Copy out every line exactly as given.

• • • • •

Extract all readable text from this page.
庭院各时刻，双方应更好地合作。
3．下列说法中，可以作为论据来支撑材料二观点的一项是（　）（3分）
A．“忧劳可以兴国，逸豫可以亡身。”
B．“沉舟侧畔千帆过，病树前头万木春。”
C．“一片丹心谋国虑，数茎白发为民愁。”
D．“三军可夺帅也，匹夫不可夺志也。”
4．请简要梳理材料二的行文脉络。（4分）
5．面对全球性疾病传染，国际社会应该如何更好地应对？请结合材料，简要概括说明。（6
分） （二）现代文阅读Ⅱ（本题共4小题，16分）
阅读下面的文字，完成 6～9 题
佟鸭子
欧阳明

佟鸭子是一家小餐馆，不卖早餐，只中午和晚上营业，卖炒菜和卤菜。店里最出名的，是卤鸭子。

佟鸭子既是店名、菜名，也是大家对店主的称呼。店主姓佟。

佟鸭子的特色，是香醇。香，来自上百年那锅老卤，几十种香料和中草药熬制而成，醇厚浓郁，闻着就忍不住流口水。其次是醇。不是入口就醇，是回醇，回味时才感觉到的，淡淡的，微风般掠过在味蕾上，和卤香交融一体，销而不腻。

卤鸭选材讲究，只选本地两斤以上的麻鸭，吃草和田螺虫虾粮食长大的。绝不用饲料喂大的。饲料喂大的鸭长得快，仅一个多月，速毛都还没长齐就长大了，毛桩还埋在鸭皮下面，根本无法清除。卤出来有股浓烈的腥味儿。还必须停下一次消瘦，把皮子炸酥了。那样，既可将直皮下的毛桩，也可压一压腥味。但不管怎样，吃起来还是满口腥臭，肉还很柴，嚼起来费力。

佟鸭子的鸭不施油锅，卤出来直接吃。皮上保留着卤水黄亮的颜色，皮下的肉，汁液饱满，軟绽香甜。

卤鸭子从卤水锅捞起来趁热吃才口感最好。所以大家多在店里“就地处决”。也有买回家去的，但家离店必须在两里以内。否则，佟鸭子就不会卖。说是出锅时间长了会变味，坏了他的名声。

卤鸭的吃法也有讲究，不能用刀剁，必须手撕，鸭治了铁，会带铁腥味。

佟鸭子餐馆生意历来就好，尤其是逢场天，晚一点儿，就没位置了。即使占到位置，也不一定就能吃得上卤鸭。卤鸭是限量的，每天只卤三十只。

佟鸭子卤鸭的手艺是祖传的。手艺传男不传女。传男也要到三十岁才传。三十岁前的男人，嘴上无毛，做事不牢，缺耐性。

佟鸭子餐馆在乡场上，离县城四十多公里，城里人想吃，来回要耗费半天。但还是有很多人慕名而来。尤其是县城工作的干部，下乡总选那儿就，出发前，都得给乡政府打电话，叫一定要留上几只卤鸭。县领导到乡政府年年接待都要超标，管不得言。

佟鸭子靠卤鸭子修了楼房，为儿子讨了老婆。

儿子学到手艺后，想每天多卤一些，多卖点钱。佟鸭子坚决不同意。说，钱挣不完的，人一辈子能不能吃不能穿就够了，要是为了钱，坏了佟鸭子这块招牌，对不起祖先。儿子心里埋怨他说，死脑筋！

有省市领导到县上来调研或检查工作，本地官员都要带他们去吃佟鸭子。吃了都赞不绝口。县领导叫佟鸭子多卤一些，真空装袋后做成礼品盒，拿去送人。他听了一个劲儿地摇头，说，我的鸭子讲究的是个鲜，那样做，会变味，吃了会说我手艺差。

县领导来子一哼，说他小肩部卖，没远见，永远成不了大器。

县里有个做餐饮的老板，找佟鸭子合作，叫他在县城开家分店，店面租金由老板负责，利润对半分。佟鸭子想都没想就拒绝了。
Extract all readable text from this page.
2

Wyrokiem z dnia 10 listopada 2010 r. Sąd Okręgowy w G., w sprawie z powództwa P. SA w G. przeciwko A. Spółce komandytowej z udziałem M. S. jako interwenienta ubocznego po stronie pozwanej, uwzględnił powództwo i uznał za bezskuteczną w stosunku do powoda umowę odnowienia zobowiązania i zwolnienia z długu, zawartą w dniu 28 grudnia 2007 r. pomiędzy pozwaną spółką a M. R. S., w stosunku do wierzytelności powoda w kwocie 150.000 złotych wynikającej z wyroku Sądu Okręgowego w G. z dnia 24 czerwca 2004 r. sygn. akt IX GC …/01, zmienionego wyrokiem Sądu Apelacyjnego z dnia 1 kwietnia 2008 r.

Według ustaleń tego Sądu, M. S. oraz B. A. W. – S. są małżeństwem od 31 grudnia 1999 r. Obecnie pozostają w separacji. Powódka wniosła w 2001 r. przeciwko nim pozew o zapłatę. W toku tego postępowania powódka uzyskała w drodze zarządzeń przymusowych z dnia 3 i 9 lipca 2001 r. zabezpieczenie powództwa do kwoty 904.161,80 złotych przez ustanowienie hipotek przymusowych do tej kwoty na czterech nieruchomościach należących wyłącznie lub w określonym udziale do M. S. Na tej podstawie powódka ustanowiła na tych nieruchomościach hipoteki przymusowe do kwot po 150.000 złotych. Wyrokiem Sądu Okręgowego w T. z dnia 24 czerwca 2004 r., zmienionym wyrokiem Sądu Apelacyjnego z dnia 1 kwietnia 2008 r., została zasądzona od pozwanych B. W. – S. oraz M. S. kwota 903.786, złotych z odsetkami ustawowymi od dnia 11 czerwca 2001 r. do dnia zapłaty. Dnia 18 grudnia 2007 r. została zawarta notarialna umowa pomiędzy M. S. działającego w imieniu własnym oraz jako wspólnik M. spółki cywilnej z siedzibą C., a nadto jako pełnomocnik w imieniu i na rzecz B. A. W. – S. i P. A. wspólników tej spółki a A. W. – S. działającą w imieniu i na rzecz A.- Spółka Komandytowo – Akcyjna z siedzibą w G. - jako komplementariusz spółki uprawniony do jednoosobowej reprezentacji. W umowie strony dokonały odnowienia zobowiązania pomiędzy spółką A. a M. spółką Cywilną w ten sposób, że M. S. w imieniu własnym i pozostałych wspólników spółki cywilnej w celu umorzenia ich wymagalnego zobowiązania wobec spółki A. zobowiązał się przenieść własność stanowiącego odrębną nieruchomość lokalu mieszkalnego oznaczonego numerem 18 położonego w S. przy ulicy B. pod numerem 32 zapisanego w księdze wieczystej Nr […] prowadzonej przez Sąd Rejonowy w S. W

• • • • •

• [SOLUTION]
Extract all readable text from this page.
庭院各时刻，双方应更好地合作。
3．下列说法中，可以作为论据来支撑材料二观点的一项是（　）（3分）
A．“忧劳可以兴国，逸豫可以亡身。”
B．“沉舟侧畔千帆过，病树前头万木春。”
C．“一片丹心谋国虑，数茎白发为民愁。”
D．“三军可夺帅也，匹夫不可夺志也。”
4．请简要梳理材料二的行文脉络。（4分）
5．面对全球性疾病传染，国际社会应该如何更好地应对？请结合材料，简要概括说明。（6
分） （二）现代文阅读Ⅱ（本题共4小题，16分）
阅读下面的文字，完成 6～9 题
佟鸭子
欧阳明

佟鸭子是一家小餐馆，不卖早餐，只中午和晚上营业，卖炒菜和卤菜。店里最出名的，是卤鸭子。

佟鸭子既是店名、菜名，也是大家对店主的称呼。店主姓佟。

佟鸭子的特色，是香醇。香，来自上百年那锅老卤，几十种香料和中草药熬制而成，醇厚浓郁，闻着就忍不住流口水。其次是醇。不是入口就醇，是回醇，回味时才感觉到的，淡淡的，微风般掠过在味蕾上，和卤香交融一体，销而不腻。

卤鸭选材讲究，只选本地两斤以上的麻鸭，吃草和田螺虫虾粮食长大的。绝不用饲料喂大的。饲料喂大的鸭长得快，仅一个多月，速毛都还没长齐就长大了，毛桩还埋在鸭皮下面，根本无法清除。卤出来有股浓烈的腥味儿。还必须停下一次消瘦，把皮子炸酥了。那样，既可将直皮下的毛桩，也可压一压腥味。但不管怎样，吃起来还是满口腥臭，肉还很柴，嚼起来费力。

佟鸭子的鸭不施油锅，卤出来直接吃。皮上保留着卤水黄亮的颜色，皮下的肉，汁液饱满，軟绽香甜。

卤鸭子从卤水锅捞起来趁热吃才口感最好。所以大家多在店里“就地处决”。也有买回家去的，但家离店必须在两里以内。否则，佟鸭子就不会卖。说是出锅时间长了会变味，坏了他的名声。

卤鸭的吃法也有讲究，不能用刀剁，必须手撕，鸭治了铁，会带铁腥味。

佟鸭子餐馆生意历来就好，尤其是逢场天，晚一点儿，就没位置了。即使占到位置，也不一定就能吃得上卤鸭。卤鸭是限量的，每天只卤三十只。

佟鸭子卤鸭的手艺是祖传的。手艺传男不传女。传男也要到三十岁才传。三十岁前的男人，嘴上无毛，做事不牢，缺耐性。

佟鸭子餐馆在乡场上，离县城四十多公里，城里人想吃，来回要耗费半天。但还是有很多人慕名而来。尤其是县城工作的干部，下乡总选那儿就，出发前，都得给乡政府打电话，叫一定要留上几只卤鸭。县领导到乡政府年年接待都要超标，管不得言。

佟鸭子靠卤鸭子修了楼房，为儿子讨了老婆。

儿子学到手艺后，想每天多卤一些，多卖点钱。佟鸭子坚决不同意。说，钱挣不完的，人一辈子能不能吃不能穿就够了，要是为了钱，坏了佟鸭子这块招牌，对不起祖先。儿子心里埋怨他说，死脑筋！

有省市领导到县上来调研或检查工作，本地官员都要带他们去吃佟鸭子。吃了都赞不绝口。县领导叫佟鸭子多卤一些，真空装袋后做成礼品盒，拿去送人。他听了一个劲儿地摇头，说，我的鸭子讲究的是个鲜，那样做，会变味，吃了会说我手艺差。

县领导来子一哼，说他小肩部卖，没远见，永远成不了大器。

县里有个做餐饮的老板，找佟鸭子合作，叫他在县城开家分店，店面租金由老板负责，利润对半分。佟鸭子想都没想就拒绝了。
Extract all readable text from this page.
2

Wyrokiem z dnia 10 listopada 2010 r. Sąd Okręgowy w G., w sprawie z powództwa P. SA w G. przeciwko A. Spółce komandytowej z udziałem M. S. jako interwenienta ubocznego po stronie pozwanej, uwzględnił powództwo i uznał za bezskuteczną w stosunku do powoda umowę odnowienia zobowiązania i zwolnienia z długu, zawartą w dniu 28 grudnia 2007 r. pomiędzy pozwaną spółką a M. R. S., w stosunku do wierzytelności powoda w kwocie 150.000 złotych wynikającej z wyroku Sądu Okręgowego w G. z dnia 24 czerwca 2004 r. sygn. akt IX GC …/01, zmienionego wyrokiem Sądu Apelacyjnego z dnia 1 kwietnia 2008 r.

Według ustaleń tego Sądu, M. S. oraz B. A. W. – S. są małżeństwem od 31 grudnia 1999 r. Obecnie pozostają w separacji. Powódka wniosła w 2001 r. przeciwko nim pozew o zapłatę. W toku tego postępowania powódka uzyskała w drodze zarządzeń przymusowych z dnia 3 i 9 lipca 2001 r. zabezpieczenie powództwa do kwoty 904.161,80 złotych przez ustanowienie hipotek przymusowych do tej kwoty na czterech nieruchomościach należących wyłącznie lub w określonym udziale do M. S. Na tej podstawie powódka ustanowiła na tych nieruchomościach hipoteki przymusowe do kwot po 150.000 złotych. Wyrokiem Sądu Okręgowego w T. z dnia 24 czerwca 2004 r., zmienionym wyrokiem Sądu Apelacyjnego z dnia 1 kwietnia 2008 r., została zasądzona od pozwanych B. W. – S. oraz M. S. kwota 903.786, złotych z odsetkami ustawowymi od dnia 11 czerwca 2001 r. do dnia zapłaty. Dnia 18 grudnia 2007 r. została zawarta notarialna umowa pomiędzy M. S. działającego w imieniu własnym oraz jako wspólnik M. spółki cywilnej z siedzibą C., a nadto jako pełnomocnik w imieniu i na rzecz B. A. W. – S. i P. A. wspólników tej spółki a A. W. – S. działającą w imieniu i na rzecz A.- Spółka Komandytowo – Akcyjna z siedzibą w G. - jako komplementariusz spółki uprawniony do jednoosobowej reprezentacji. W umowie strony dokonały odnowienia zobowiązania pomiędzy spółką A. a M. spółką Cywilną w ten sposób, że M. S. w imieniu własnym i pozostałych wspólników spółki cywilnej w celu umorzenia ich wymagalnego zobowiązania wobec spółki A. zobowiązał się przenieść własność stanowiącego odrębną nieruchomość lokalu mieszkalnego oznaczonego numerem 18 położonego w S. przy ulicy B. pod numerem 32 zapisanego w księdze wieczystej Nr […] prowadzonej przez Sąd Rejonowy w S. W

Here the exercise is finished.